▶ [YOUR OBJECTIVE] Read the data and repeat all of it exactly.

▶ [DATA LINES]
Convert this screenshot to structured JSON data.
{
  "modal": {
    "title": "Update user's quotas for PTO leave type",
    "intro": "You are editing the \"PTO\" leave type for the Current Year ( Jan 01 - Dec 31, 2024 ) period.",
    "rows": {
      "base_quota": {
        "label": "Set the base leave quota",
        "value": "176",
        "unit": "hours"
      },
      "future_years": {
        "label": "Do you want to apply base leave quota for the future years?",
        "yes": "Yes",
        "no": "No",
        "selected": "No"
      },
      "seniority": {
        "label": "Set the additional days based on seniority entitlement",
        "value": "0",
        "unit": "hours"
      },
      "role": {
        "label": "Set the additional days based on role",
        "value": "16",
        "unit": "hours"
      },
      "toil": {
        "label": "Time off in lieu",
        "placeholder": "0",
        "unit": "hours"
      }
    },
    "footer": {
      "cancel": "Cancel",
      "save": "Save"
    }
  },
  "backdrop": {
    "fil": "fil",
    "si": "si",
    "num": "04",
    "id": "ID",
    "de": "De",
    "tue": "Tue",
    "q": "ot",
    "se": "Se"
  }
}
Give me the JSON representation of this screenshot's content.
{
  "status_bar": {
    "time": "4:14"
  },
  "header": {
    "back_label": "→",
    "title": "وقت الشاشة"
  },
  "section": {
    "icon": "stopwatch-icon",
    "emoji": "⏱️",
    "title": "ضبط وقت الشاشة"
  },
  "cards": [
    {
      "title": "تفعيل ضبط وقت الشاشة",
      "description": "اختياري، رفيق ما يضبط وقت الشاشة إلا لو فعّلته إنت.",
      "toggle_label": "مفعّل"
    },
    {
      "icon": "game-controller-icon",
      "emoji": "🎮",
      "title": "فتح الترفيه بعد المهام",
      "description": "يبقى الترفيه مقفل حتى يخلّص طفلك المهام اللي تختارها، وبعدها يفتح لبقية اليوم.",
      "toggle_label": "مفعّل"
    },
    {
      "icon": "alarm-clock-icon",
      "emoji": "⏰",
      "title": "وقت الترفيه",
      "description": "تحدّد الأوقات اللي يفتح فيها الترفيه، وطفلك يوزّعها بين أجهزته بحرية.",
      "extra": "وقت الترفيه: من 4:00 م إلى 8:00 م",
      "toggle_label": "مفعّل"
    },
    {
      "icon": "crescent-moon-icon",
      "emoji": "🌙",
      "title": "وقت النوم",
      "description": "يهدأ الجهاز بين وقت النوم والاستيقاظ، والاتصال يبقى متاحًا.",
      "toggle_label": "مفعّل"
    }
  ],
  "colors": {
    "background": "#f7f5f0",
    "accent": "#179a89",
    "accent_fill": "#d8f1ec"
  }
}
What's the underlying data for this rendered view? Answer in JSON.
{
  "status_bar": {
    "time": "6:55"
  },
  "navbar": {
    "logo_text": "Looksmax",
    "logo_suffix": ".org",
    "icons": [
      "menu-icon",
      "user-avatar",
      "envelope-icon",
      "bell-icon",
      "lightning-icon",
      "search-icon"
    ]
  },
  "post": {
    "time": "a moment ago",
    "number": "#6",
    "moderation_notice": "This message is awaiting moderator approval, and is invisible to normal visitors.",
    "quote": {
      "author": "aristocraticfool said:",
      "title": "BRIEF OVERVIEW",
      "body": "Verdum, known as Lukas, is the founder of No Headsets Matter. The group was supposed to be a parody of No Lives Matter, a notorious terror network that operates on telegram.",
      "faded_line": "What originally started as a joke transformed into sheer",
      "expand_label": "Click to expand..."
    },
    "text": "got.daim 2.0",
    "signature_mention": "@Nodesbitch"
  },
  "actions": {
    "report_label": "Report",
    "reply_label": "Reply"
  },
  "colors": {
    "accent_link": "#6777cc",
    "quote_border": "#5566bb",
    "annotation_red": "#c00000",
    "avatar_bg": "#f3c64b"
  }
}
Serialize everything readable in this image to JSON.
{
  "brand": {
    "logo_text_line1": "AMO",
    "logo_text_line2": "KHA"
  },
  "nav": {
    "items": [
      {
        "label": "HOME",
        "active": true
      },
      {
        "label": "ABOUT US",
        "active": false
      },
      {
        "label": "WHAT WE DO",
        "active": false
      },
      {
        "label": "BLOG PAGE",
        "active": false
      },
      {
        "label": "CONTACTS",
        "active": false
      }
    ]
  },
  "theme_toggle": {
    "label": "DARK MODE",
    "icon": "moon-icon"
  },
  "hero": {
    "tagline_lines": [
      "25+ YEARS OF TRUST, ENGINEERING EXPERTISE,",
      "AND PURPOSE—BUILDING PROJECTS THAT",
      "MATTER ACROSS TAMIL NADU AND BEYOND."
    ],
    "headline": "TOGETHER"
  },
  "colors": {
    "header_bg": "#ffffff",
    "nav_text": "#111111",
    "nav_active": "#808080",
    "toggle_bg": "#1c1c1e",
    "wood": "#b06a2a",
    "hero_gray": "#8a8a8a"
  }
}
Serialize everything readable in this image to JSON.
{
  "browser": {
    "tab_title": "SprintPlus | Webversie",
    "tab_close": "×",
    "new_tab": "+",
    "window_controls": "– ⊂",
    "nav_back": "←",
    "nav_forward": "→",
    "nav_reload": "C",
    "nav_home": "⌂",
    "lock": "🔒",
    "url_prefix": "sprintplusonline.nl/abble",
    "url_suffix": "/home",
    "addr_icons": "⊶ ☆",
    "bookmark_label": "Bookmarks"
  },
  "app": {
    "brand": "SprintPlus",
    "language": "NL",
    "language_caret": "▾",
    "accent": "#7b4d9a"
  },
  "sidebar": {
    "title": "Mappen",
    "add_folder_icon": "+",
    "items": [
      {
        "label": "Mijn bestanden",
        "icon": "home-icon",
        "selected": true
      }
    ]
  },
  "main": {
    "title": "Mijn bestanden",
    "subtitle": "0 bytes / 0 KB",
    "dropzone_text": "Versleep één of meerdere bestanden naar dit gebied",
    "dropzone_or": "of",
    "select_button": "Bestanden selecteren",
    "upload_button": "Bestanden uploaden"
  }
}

▶ [RESULT OF THE TASK]
Convert this screenshot to structured JSON data.
{
  "modal": {
    "title": "Update user's quotas for PTO leave type",
    "intro": "You are editing the \"PTO\" leave type for the Current Year ( Jan 01 - Dec 31, 2024 ) period.",
    "rows": {
      "base_quota": {
        "label": "Set the base leave quota",
        "value": "176",
        "unit": "hours"
      },
      "future_years": {
        "label": "Do you want to apply base leave quota for the future years?",
        "yes": "Yes",
        "no": "No",
        "selected": "No"
      },
      "seniority": {
        "label": "Set the additional days based on seniority entitlement",
        "value": "0",
        "unit": "hours"
      },
      "role": {
        "label": "Set the additional days based on role",
        "value": "16",
        "unit": "hours"
      },
      "toil": {
        "label": "Time off in lieu",
        "placeholder": "0",
        "unit": "hours"
      }
    },
    "footer": {
      "cancel": "Cancel",
      "save": "Save"
    }
  },
  "backdrop": {
    "fil": "fil",
    "si": "si",
    "num": "04",
    "id": "ID",
    "de": "De",
    "tue": "Tue",
    "q": "ot",
    "se": "Se"
  }
}
Give me the JSON representation of this screenshot's content.
{
  "status_bar": {
    "time": "4:14"
  },
  "header": {
    "back_label": "→",
    "title": "وقت الشاشة"
  },
  "section": {
    "icon": "stopwatch-icon",
    "emoji": "⏱️",
    "title": "ضبط وقت الشاشة"
  },
  "cards": [
    {
      "title": "تفعيل ضبط وقت الشاشة",
      "description": "اختياري، رفيق ما يضبط وقت الشاشة إلا لو فعّلته إنت.",
      "toggle_label": "مفعّل"
    },
    {
      "icon": "game-controller-icon",
      "emoji": "🎮",
      "title": "فتح الترفيه بعد المهام",
      "description": "يبقى الترفيه مقفل حتى يخلّص طفلك المهام اللي تختارها، وبعدها يفتح لبقية اليوم.",
      "toggle_label": "مفعّل"
    },
    {
      "icon": "alarm-clock-icon",
      "emoji": "⏰",
      "title": "وقت الترفيه",
      "description": "تحدّد الأوقات اللي يفتح فيها الترفيه، وطفلك يوزّعها بين أجهزته بحرية.",
      "extra": "وقت الترفيه: من 4:00 م إلى 8:00 م",
      "toggle_label": "مفعّل"
    },
    {
      "icon": "crescent-moon-icon",
      "emoji": "🌙",
      "title": "وقت النوم",
      "description": "يهدأ الجهاز بين وقت النوم والاستيقاظ، والاتصال يبقى متاحًا.",
      "toggle_label": "مفعّل"
    }
  ],
  "colors": {
    "background": "#f7f5f0",
    "accent": "#179a89",
    "accent_fill": "#d8f1ec"
  }
}
What's the underlying data for this rendered view? Answer in JSON.
{
  "status_bar": {
    "time": "6:55"
  },
  "navbar": {
    "logo_text": "Looksmax",
    "logo_suffix": ".org",
    "icons": [
      "menu-icon",
      "user-avatar",
      "envelope-icon",
      "bell-icon",
      "lightning-icon",
      "search-icon"
    ]
  },
  "post": {
    "time": "a moment ago",
    "number": "#6",
    "moderation_notice": "This message is awaiting moderator approval, and is invisible to normal visitors.",
    "quote": {
      "author": "aristocraticfool said:",
      "title": "BRIEF OVERVIEW",
      "body": "Verdum, known as Lukas, is the founder of No Headsets Matter. The group was supposed to be a parody of No Lives Matter, a notorious terror network that operates on telegram.",
      "faded_line": "What originally started as a joke transformed into sheer",
      "expand_label": "Click to expand..."
    },
    "text": "got.daim 2.0",
    "signature_mention": "@Nodesbitch"
  },
  "actions": {
    "report_label": "Report",
    "reply_label": "Reply"
  },
  "colors": {
    "accent_link": "#6777cc",
    "quote_border": "#5566bb",
    "annotation_red": "#c00000",
    "avatar_bg": "#f3c64b"
  }
}
Serialize everything readable in this image to JSON.
{
  "brand": {
    "logo_text_line1": "AMO",
    "logo_text_line2": "KHA"
  },
  "nav": {
    "items": [
      {
        "label": "HOME",
        "active": true
      },
      {
        "label": "ABOUT US",
        "active": false
      },
      {
        "label": "WHAT WE DO",
        "active": false
      },
      {
        "label": "BLOG PAGE",
        "active": false
      },
      {
        "label": "CONTACTS",
        "active": false
      }
    ]
  },
  "theme_toggle": {
    "label": "DARK MODE",
    "icon": "moon-icon"
  },
  "hero": {
    "tagline_lines": [
      "25+ YEARS OF TRUST, ENGINEERING EXPERTISE,",
      "AND PURPOSE—BUILDING PROJECTS THAT",
      "MATTER ACROSS TAMIL NADU AND BEYOND."
    ],
    "headline": "TOGETHER"
  },
  "colors": {
    "header_bg": "#ffffff",
    "nav_text": "#111111",
    "nav_active": "#808080",
    "toggle_bg": "#1c1c1e",
    "wood": "#b06a2a",
    "hero_gray": "#8a8a8a"
  }
}
Serialize everything readable in this image to JSON.
{
  "browser": {
    "tab_title": "SprintPlus | Webversie",
    "tab_close": "×",
    "new_tab": "+",
    "window_controls": "– ⊂",
    "nav_back": "←",
    "nav_forward": "→",
    "nav_reload": "C",
    "nav_home": "⌂",
    "lock": "🔒",
    "url_prefix": "sprintplusonline.nl/abble",
    "url_suffix": "/home",
    "addr_icons": "⊶ ☆",
    "bookmark_label": "Bookmarks"
  },
  "app": {
    "brand": "SprintPlus",
    "language": "NL",
    "language_caret": "▾",
    "accent": "#7b4d9a"
  },
  "sidebar": {
    "title": "Mappen",
    "add_folder_icon": "+",
    "items": [
      {
        "label": "Mijn bestanden",
        "icon": "home-icon",
        "selected": true
      }
    ]
  },
  "main": {
    "title": "Mijn bestanden",
    "subtitle": "0 bytes / 0 KB",
    "dropzone_text": "Versleep één of meerdere bestanden naar dit gebied",
    "dropzone_or": "of",
    "select_button": "Bestanden selecteren",
    "upload_button": "Bestanden uploaden"
  }
}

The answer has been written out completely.